Each entry must be given again exactly; images do not belong in the copy.
>> start MATERIAL TO PROCESS
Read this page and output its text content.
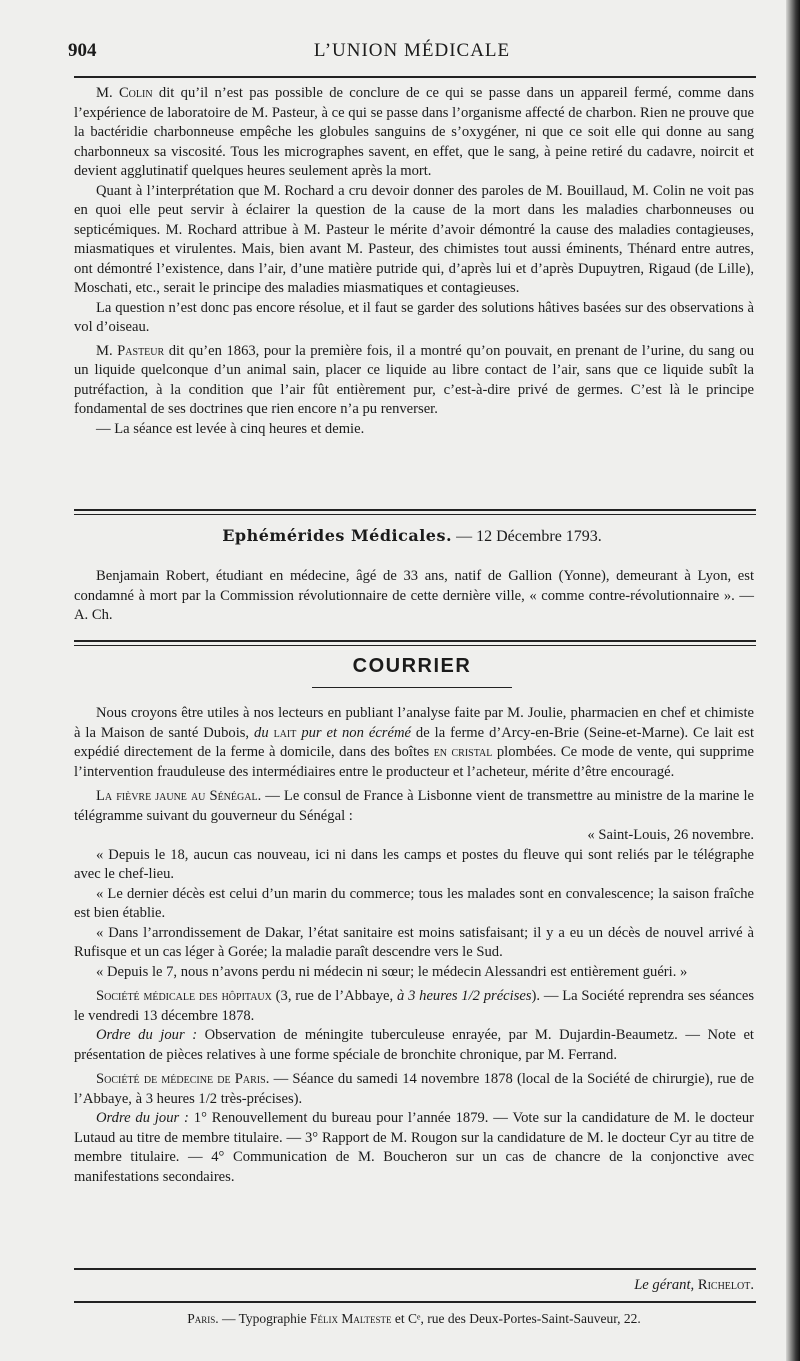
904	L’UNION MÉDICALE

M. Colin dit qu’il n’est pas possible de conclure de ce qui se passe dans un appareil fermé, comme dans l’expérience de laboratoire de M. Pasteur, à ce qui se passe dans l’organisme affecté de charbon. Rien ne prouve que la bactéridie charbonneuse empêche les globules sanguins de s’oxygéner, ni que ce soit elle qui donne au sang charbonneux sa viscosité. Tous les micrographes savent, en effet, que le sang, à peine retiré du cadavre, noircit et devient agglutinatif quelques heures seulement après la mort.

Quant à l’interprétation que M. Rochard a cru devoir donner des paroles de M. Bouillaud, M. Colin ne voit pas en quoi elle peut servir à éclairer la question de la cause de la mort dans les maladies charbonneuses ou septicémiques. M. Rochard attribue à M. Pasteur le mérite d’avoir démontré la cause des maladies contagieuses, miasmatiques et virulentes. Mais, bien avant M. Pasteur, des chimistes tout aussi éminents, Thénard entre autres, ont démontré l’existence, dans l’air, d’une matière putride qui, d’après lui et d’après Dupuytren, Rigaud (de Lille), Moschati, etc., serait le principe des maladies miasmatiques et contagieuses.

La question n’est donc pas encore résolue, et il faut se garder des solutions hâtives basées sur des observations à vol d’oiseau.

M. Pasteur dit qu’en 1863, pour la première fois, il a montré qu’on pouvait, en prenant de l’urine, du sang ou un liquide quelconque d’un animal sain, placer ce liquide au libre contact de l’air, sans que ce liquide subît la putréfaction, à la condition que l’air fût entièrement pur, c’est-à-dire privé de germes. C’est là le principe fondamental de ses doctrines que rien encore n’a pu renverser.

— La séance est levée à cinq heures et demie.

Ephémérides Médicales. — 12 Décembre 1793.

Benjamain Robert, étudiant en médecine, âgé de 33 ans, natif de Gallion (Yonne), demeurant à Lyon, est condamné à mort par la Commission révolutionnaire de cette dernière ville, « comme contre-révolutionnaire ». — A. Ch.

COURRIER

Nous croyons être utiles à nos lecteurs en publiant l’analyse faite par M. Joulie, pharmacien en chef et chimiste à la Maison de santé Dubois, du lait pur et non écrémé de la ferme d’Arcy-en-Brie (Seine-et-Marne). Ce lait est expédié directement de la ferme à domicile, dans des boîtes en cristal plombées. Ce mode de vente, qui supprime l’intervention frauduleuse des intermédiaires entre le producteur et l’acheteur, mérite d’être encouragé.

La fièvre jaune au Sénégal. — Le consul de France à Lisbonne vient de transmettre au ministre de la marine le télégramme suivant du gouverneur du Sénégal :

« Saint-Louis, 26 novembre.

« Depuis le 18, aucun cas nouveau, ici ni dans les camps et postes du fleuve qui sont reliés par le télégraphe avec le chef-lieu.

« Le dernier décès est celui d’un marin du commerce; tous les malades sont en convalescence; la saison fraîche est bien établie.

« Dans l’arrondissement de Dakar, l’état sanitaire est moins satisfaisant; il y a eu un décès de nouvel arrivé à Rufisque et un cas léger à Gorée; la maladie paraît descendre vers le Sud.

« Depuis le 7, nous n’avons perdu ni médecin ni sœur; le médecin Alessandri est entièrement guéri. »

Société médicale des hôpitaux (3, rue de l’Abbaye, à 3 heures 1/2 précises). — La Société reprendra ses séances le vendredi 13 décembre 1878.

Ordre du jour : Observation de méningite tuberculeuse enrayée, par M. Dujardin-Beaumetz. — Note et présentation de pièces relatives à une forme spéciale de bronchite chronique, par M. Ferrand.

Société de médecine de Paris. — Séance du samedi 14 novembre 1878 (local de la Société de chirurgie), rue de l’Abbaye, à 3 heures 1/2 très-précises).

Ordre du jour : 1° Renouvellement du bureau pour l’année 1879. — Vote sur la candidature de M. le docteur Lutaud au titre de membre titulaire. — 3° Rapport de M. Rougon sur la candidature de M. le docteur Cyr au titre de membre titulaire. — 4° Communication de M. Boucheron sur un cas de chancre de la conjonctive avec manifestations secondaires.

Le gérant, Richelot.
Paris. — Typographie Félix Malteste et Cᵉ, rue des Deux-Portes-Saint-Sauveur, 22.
>> end MATERIAL TO PROCESS
**FINISHED ANSWER**
Read this page and output its text content.
904	L’UNION MÉDICALE

M. Colin dit qu’il n’est pas possible de conclure de ce qui se passe dans un appareil fermé, comme dans l’expérience de laboratoire de M. Pasteur, à ce qui se passe dans l’organisme affecté de charbon. Rien ne prouve que la bactéridie charbonneuse empêche les globules sanguins de s’oxygéner, ni que ce soit elle qui donne au sang charbonneux sa viscosité. Tous les micrographes savent, en effet, que le sang, à peine retiré du cadavre, noircit et devient agglutinatif quelques heures seulement après la mort.

Quant à l’interprétation que M. Rochard a cru devoir donner des paroles de M. Bouillaud, M. Colin ne voit pas en quoi elle peut servir à éclairer la question de la cause de la mort dans les maladies charbonneuses ou septicémiques. M. Rochard attribue à M. Pasteur le mérite d’avoir démontré la cause des maladies contagieuses, miasmatiques et virulentes. Mais, bien avant M. Pasteur, des chimistes tout aussi éminents, Thénard entre autres, ont démontré l’existence, dans l’air, d’une matière putride qui, d’après lui et d’après Dupuytren, Rigaud (de Lille), Moschati, etc., serait le principe des maladies miasmatiques et contagieuses.

La question n’est donc pas encore résolue, et il faut se garder des solutions hâtives basées sur des observations à vol d’oiseau.

M. Pasteur dit qu’en 1863, pour la première fois, il a montré qu’on pouvait, en prenant de l’urine, du sang ou un liquide quelconque d’un animal sain, placer ce liquide au libre contact de l’air, sans que ce liquide subît la putréfaction, à la condition que l’air fût entièrement pur, c’est-à-dire privé de germes. C’est là le principe fondamental de ses doctrines que rien encore n’a pu renverser.

— La séance est levée à cinq heures et demie.

Ephémérides Médicales. — 12 Décembre 1793.

Benjamain Robert, étudiant en médecine, âgé de 33 ans, natif de Gallion (Yonne), demeurant à Lyon, est condamné à mort par la Commission révolutionnaire de cette dernière ville, « comme contre-révolutionnaire ». — A. Ch.

COURRIER

Nous croyons être utiles à nos lecteurs en publiant l’analyse faite par M. Joulie, pharmacien en chef et chimiste à la Maison de santé Dubois, du lait pur et non écrémé de la ferme d’Arcy-en-Brie (Seine-et-Marne). Ce lait est expédié directement de la ferme à domicile, dans des boîtes en cristal plombées. Ce mode de vente, qui supprime l’intervention frauduleuse des intermédiaires entre le producteur et l’acheteur, mérite d’être encouragé.

La fièvre jaune au Sénégal. — Le consul de France à Lisbonne vient de transmettre au ministre de la marine le télégramme suivant du gouverneur du Sénégal :

« Saint-Louis, 26 novembre.

« Depuis le 18, aucun cas nouveau, ici ni dans les camps et postes du fleuve qui sont reliés par le télégraphe avec le chef-lieu.

« Le dernier décès est celui d’un marin du commerce; tous les malades sont en convalescence; la saison fraîche est bien établie.

« Dans l’arrondissement de Dakar, l’état sanitaire est moins satisfaisant; il y a eu un décès de nouvel arrivé à Rufisque et un cas léger à Gorée; la maladie paraît descendre vers le Sud.

« Depuis le 7, nous n’avons perdu ni médecin ni sœur; le médecin Alessandri est entièrement guéri. »

Société médicale des hôpitaux (3, rue de l’Abbaye, à 3 heures 1/2 précises). — La Société reprendra ses séances le vendredi 13 décembre 1878.

Ordre du jour : Observation de méningite tuberculeuse enrayée, par M. Dujardin-Beaumetz. — Note et présentation de pièces relatives à une forme spéciale de bronchite chronique, par M. Ferrand.

Société de médecine de Paris. — Séance du samedi 14 novembre 1878 (local de la Société de chirurgie), rue de l’Abbaye, à 3 heures 1/2 très-précises).

Ordre du jour : 1° Renouvellement du bureau pour l’année 1879. — Vote sur la candidature de M. le docteur Lutaud au titre de membre titulaire. — 3° Rapport de M. Rougon sur la candidature de M. le docteur Cyr au titre de membre titulaire. — 4° Communication de M. Boucheron sur un cas de chancre de la conjonctive avec manifestations secondaires.

Le gérant, Richelot.
Paris. — Typographie Félix Malteste et Cᵉ, rue des Deux-Portes-Saint-Sauveur, 22.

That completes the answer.